Retype each record shown below, leaving every character as it is.

··· Records to process ···

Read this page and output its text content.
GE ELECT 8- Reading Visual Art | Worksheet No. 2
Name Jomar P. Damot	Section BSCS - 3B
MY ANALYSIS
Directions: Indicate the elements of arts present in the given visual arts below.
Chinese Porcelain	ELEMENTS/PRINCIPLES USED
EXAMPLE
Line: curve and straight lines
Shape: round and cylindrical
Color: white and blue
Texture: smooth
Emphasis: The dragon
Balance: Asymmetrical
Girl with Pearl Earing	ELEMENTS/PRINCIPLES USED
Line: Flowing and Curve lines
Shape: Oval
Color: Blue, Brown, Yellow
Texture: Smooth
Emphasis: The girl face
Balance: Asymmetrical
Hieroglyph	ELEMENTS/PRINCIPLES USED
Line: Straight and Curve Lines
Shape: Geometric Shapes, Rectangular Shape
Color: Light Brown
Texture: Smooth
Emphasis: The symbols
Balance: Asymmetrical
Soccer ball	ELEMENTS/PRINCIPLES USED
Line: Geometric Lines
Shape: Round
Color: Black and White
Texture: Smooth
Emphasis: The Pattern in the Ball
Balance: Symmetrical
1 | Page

···

### Exercise response
Read this page and output its text content.
GE ELECT 8- Reading Visual Art | Worksheet No. 2
Name Jomar P. Damot	Section BSCS - 3B
MY ANALYSIS
Directions: Indicate the elements of arts present in the given visual arts below.
Chinese Porcelain	ELEMENTS/PRINCIPLES USED
EXAMPLE
Line: curve and straight lines
Shape: round and cylindrical
Color: white and blue
Texture: smooth
Emphasis: The dragon
Balance: Asymmetrical
Girl with Pearl Earing	ELEMENTS/PRINCIPLES USED
Line: Flowing and Curve lines
Shape: Oval
Color: Blue, Brown, Yellow
Texture: Smooth
Emphasis: The girl face
Balance: Asymmetrical
Hieroglyph	ELEMENTS/PRINCIPLES USED
Line: Straight and Curve Lines
Shape: Geometric Shapes, Rectangular Shape
Color: Light Brown
Texture: Smooth
Emphasis: The symbols
Balance: Asymmetrical
Soccer ball	ELEMENTS/PRINCIPLES USED
Line: Geometric Lines
Shape: Round
Color: Black and White
Texture: Smooth
Emphasis: The Pattern in the Ball
Balance: Symmetrical
1 | Page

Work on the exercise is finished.